_Data to use_

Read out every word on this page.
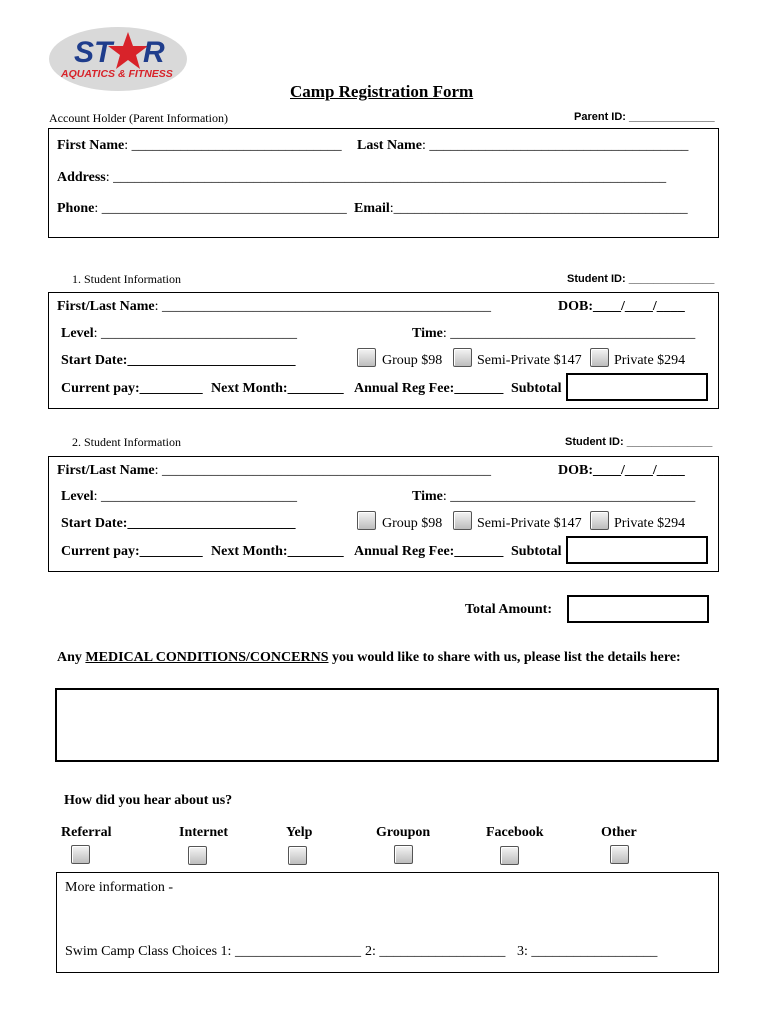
ST R
AQUATICS & FITNESS
Camp Registration Form
Account Holder (Parent Information)	Parent ID: ______________
First Name: ______________________________ Last Name: _____________________________________
Address: _______________________________________________________________________________
Phone: ___________________________________ Email:__________________________________________
1. Student Information	Student ID: ______________
First/Last Name: _______________________________________________	DOB:____/____/____
Level: ____________________________	Time: ___________________________________
Start Date:________________________	Group $98 Semi-Private $147 Private $294
Current pay:_________ Next Month:________ Annual Reg Fee:_______ Subtotal
2. Student Information	Student ID: ______________
First/Last Name: _______________________________________________	DOB:____/____/____
Level: ____________________________	Time: ___________________________________
Start Date:________________________	Group $98 Semi-Private $147 Private $294
Current pay:_________ Next Month:________ Annual Reg Fee:_______ Subtotal
Total Amount:
Any MEDICAL CONDITIONS/CONCERNS you would like to share with us, please list the details here:
How did you hear about us?
Referral	Internet	Yelp	Groupon	Facebook	Other
More information -
Swim Camp Class Choices 1: __________________ 2: __________________ 3: __________________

_Required task_
Reproduce each entry precisely, dropping only the pictures.

_Finished task_
Read out every word on this page.
ST R
AQUATICS & FITNESS
Camp Registration Form
Account Holder (Parent Information)	Parent ID: ______________
First Name: ______________________________ Last Name: _____________________________________
Address: _______________________________________________________________________________
Phone: ___________________________________ Email:__________________________________________
1. Student Information	Student ID: ______________
First/Last Name: _______________________________________________	DOB:____/____/____
Level: ____________________________	Time: ___________________________________
Start Date:________________________	Group $98 Semi-Private $147 Private $294
Current pay:_________ Next Month:________ Annual Reg Fee:_______ Subtotal
2. Student Information	Student ID: ______________
First/Last Name: _______________________________________________	DOB:____/____/____
Level: ____________________________	Time: ___________________________________
Start Date:________________________	Group $98 Semi-Private $147 Private $294
Current pay:_________ Next Month:________ Annual Reg Fee:_______ Subtotal
Total Amount:
Any MEDICAL CONDITIONS/CONCERNS you would like to share with us, please list the details here:
How did you hear about us?
Referral	Internet	Yelp	Groupon	Facebook	Other
More information -
Swim Camp Class Choices 1: __________________ 2: __________________ 3: __________________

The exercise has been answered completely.